[Provided data]

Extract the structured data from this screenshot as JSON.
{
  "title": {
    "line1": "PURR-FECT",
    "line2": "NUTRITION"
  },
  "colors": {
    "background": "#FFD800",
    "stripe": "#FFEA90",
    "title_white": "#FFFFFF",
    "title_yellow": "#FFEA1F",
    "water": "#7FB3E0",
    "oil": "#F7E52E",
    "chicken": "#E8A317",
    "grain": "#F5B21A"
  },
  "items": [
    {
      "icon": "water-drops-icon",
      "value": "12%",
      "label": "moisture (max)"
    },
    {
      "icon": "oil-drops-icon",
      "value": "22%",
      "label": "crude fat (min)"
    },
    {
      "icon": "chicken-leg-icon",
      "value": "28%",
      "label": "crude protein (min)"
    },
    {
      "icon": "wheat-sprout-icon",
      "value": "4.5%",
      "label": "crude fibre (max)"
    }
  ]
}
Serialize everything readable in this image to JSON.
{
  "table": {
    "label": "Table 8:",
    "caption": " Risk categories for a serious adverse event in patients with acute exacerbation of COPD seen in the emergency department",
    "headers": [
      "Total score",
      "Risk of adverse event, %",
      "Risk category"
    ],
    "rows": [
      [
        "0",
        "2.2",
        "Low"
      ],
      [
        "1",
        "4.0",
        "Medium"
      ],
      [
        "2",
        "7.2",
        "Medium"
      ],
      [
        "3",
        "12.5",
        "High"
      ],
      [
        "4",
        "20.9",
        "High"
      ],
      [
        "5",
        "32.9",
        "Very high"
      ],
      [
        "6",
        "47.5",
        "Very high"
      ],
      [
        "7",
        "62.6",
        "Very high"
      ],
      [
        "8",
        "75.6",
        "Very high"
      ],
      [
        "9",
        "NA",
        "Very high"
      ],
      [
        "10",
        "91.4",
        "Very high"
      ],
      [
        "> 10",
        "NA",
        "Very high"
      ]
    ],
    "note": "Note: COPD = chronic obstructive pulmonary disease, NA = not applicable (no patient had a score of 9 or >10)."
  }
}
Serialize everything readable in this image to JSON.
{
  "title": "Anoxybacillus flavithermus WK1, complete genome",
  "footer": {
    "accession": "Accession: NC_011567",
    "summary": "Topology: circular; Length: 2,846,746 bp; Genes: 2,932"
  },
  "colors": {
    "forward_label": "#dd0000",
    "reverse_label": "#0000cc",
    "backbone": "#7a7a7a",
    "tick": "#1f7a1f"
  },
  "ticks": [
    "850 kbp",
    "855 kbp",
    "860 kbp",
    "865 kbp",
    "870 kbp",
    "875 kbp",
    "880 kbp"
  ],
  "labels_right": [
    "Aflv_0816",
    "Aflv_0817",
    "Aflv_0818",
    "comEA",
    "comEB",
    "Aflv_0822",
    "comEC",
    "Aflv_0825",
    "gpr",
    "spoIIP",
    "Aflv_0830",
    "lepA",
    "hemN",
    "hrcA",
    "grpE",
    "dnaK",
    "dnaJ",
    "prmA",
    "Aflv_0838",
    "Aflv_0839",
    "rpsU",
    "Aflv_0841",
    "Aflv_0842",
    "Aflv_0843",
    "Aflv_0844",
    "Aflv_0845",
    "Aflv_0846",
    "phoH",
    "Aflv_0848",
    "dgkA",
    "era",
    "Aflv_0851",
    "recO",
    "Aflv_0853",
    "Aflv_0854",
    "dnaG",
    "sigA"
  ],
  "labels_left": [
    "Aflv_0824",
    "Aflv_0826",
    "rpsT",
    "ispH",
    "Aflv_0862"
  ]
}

[Task goal]
In the entries above, work out how many lines contain the string "adverse", and give only that number.

[Solution for this task]
2